Written task: Restate the listing below word for word, omitting any images.

** start **

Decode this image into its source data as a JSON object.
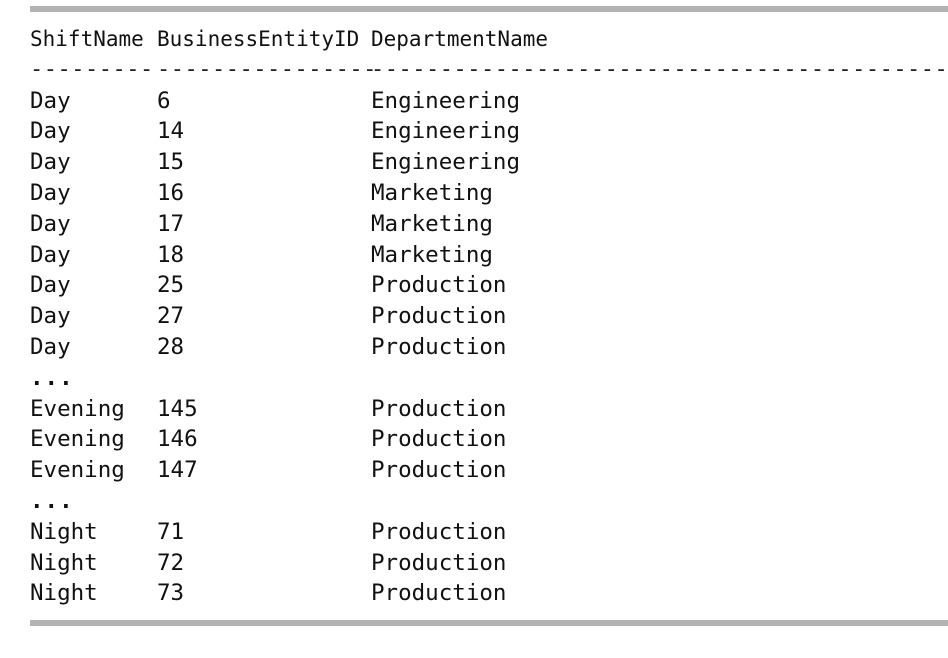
{
  "columns": [
    "ShiftName",
    "BusinessEntityID",
    "DepartmentName"
  ],
  "separators": [
    "---------",
    "----------------",
    "----------------------------------------------"
  ],
  "rows": [
    {
      "shift": "Day",
      "id": "6",
      "dept": "Engineering"
    },
    {
      "shift": "Day",
      "id": "14",
      "dept": "Engineering"
    },
    {
      "shift": "Day",
      "id": "15",
      "dept": "Engineering"
    },
    {
      "shift": "Day",
      "id": "16",
      "dept": "Marketing"
    },
    {
      "shift": "Day",
      "id": "17",
      "dept": "Marketing"
    },
    {
      "shift": "Day",
      "id": "18",
      "dept": "Marketing"
    },
    {
      "shift": "Day",
      "id": "25",
      "dept": "Production"
    },
    {
      "shift": "Day",
      "id": "27",
      "dept": "Production"
    },
    {
      "shift": "Day",
      "id": "28",
      "dept": "Production"
    },
    {
      "ellipsis": "..."
    },
    {
      "shift": "Evening",
      "id": "145",
      "dept": "Production"
    },
    {
      "shift": "Evening",
      "id": "146",
      "dept": "Production"
    },
    {
      "shift": "Evening",
      "id": "147",
      "dept": "Production"
    },
    {
      "ellipsis": "..."
    },
    {
      "shift": "Night",
      "id": "71",
      "dept": "Production"
    },
    {
      "shift": "Night",
      "id": "72",
      "dept": "Production"
    },
    {
      "shift": "Night",
      "id": "73",
      "dept": "Production"
    }
  ]
}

** end **

Worked solution:
Decode this image into its source data as a JSON object.
{
  "columns": [
    "ShiftName",
    "BusinessEntityID",
    "DepartmentName"
  ],
  "separators": [
    "---------",
    "----------------",
    "----------------------------------------------"
  ],
  "rows": [
    {
      "shift": "Day",
      "id": "6",
      "dept": "Engineering"
    },
    {
      "shift": "Day",
      "id": "14",
      "dept": "Engineering"
    },
    {
      "shift": "Day",
      "id": "15",
      "dept": "Engineering"
    },
    {
      "shift": "Day",
      "id": "16",
      "dept": "Marketing"
    },
    {
      "shift": "Day",
      "id": "17",
      "dept": "Marketing"
    },
    {
      "shift": "Day",
      "id": "18",
      "dept": "Marketing"
    },
    {
      "shift": "Day",
      "id": "25",
      "dept": "Production"
    },
    {
      "shift": "Day",
      "id": "27",
      "dept": "Production"
    },
    {
      "shift": "Day",
      "id": "28",
      "dept": "Production"
    },
    {
      "ellipsis": "..."
    },
    {
      "shift": "Evening",
      "id": "145",
      "dept": "Production"
    },
    {
      "shift": "Evening",
      "id": "146",
      "dept": "Production"
    },
    {
      "shift": "Evening",
      "id": "147",
      "dept": "Production"
    },
    {
      "ellipsis": "..."
    },
    {
      "shift": "Night",
      "id": "71",
      "dept": "Production"
    },
    {
      "shift": "Night",
      "id": "72",
      "dept": "Production"
    },
    {
      "shift": "Night",
      "id": "73",
      "dept": "Production"
    }
  ]
}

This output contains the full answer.